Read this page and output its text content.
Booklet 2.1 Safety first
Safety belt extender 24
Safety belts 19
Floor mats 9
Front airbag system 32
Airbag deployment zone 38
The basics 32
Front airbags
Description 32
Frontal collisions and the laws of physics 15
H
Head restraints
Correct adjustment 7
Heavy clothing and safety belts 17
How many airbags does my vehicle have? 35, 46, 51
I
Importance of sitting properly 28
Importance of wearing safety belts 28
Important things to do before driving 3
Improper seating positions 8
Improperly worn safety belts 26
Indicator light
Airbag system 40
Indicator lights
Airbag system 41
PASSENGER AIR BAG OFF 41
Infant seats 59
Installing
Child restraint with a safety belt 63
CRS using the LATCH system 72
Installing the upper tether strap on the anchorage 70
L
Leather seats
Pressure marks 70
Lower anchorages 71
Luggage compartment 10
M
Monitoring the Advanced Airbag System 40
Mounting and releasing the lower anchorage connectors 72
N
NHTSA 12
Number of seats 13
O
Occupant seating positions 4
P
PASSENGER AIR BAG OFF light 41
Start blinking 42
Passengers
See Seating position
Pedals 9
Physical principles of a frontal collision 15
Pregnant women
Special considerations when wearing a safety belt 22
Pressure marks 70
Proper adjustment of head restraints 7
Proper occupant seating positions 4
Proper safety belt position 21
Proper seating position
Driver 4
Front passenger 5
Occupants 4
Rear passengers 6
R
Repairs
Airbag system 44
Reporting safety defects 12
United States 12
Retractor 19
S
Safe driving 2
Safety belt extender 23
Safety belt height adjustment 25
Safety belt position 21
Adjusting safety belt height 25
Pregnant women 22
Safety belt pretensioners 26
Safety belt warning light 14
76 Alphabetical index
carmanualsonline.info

* [The task]
Retype the listing. Match it exactly.

* [The solution]
Read this page and output its text content.
Booklet 2.1 Safety first
Safety belt extender 24
Safety belts 19
Floor mats 9
Front airbag system 32
Airbag deployment zone 38
The basics 32
Front airbags
Description 32
Frontal collisions and the laws of physics 15
H
Head restraints
Correct adjustment 7
Heavy clothing and safety belts 17
How many airbags does my vehicle have? 35, 46, 51
I
Importance of sitting properly 28
Importance of wearing safety belts 28
Important things to do before driving 3
Improper seating positions 8
Improperly worn safety belts 26
Indicator light
Airbag system 40
Indicator lights
Airbag system 41
PASSENGER AIR BAG OFF 41
Infant seats 59
Installing
Child restraint with a safety belt 63
CRS using the LATCH system 72
Installing the upper tether strap on the anchorage 70
L
Leather seats
Pressure marks 70
Lower anchorages 71
Luggage compartment 10
M
Monitoring the Advanced Airbag System 40
Mounting and releasing the lower anchorage connectors 72
N
NHTSA 12
Number of seats 13
O
Occupant seating positions 4
P
PASSENGER AIR BAG OFF light 41
Start blinking 42
Passengers
See Seating position
Pedals 9
Physical principles of a frontal collision 15
Pregnant women
Special considerations when wearing a safety belt 22
Pressure marks 70
Proper adjustment of head restraints 7
Proper occupant seating positions 4
Proper safety belt position 21
Proper seating position
Driver 4
Front passenger 5
Occupants 4
Rear passengers 6
R
Repairs
Airbag system 44
Reporting safety defects 12
United States 12
Retractor 19
S
Safe driving 2
Safety belt extender 23
Safety belt height adjustment 25
Safety belt position 21
Adjusting safety belt height 25
Pregnant women 22
Safety belt pretensioners 26
Safety belt warning light 14
76 Alphabetical index
carmanualsonline.info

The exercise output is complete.